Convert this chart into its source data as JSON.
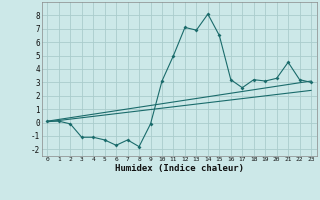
{
  "x": [
    0,
    1,
    2,
    3,
    4,
    5,
    6,
    7,
    8,
    9,
    10,
    11,
    12,
    13,
    14,
    15,
    16,
    17,
    18,
    19,
    20,
    21,
    22,
    23
  ],
  "y_main": [
    0.1,
    0.1,
    -0.1,
    -1.1,
    -1.1,
    -1.3,
    -1.7,
    -1.3,
    -1.8,
    -0.1,
    3.1,
    5.0,
    7.1,
    6.9,
    8.1,
    6.5,
    3.2,
    2.6,
    3.2,
    3.1,
    3.3,
    4.5,
    3.2,
    3.0
  ],
  "regression_line1": [
    [
      0,
      0.05
    ],
    [
      23,
      2.4
    ]
  ],
  "regression_line2": [
    [
      0,
      0.1
    ],
    [
      23,
      3.1
    ]
  ],
  "bg_color": "#cce8e8",
  "grid_color": "#aacccc",
  "line_color": "#1a6b6b",
  "xlabel": "Humidex (Indice chaleur)",
  "ylim": [
    -2.5,
    9.0
  ],
  "xlim": [
    -0.5,
    23.5
  ],
  "yticks": [
    -2,
    -1,
    0,
    1,
    2,
    3,
    4,
    5,
    6,
    7,
    8
  ],
  "xticks": [
    0,
    1,
    2,
    3,
    4,
    5,
    6,
    7,
    8,
    9,
    10,
    11,
    12,
    13,
    14,
    15,
    16,
    17,
    18,
    19,
    20,
    21,
    22,
    23
  ]
}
_ _ _
GIVEN INSTRUCTION: Reproduce every record above exactly, omitting the pictures.

RESPONSE:
Convert this chart into its source data as JSON.
{
  "x": [
    0,
    1,
    2,
    3,
    4,
    5,
    6,
    7,
    8,
    9,
    10,
    11,
    12,
    13,
    14,
    15,
    16,
    17,
    18,
    19,
    20,
    21,
    22,
    23
  ],
  "y_main": [
    0.1,
    0.1,
    -0.1,
    -1.1,
    -1.1,
    -1.3,
    -1.7,
    -1.3,
    -1.8,
    -0.1,
    3.1,
    5.0,
    7.1,
    6.9,
    8.1,
    6.5,
    3.2,
    2.6,
    3.2,
    3.1,
    3.3,
    4.5,
    3.2,
    3.0
  ],
  "regression_line1": [
    [
      0,
      0.05
    ],
    [
      23,
      2.4
    ]
  ],
  "regression_line2": [
    [
      0,
      0.1
    ],
    [
      23,
      3.1
    ]
  ],
  "bg_color": "#cce8e8",
  "grid_color": "#aacccc",
  "line_color": "#1a6b6b",
  "xlabel": "Humidex (Indice chaleur)",
  "ylim": [
    -2.5,
    9.0
  ],
  "xlim": [
    -0.5,
    23.5
  ],
  "yticks": [
    -2,
    -1,
    0,
    1,
    2,
    3,
    4,
    5,
    6,
    7,
    8
  ],
  "xticks": [
    0,
    1,
    2,
    3,
    4,
    5,
    6,
    7,
    8,
    9,
    10,
    11,
    12,
    13,
    14,
    15,
    16,
    17,
    18,
    19,
    20,
    21,
    22,
    23
  ]
}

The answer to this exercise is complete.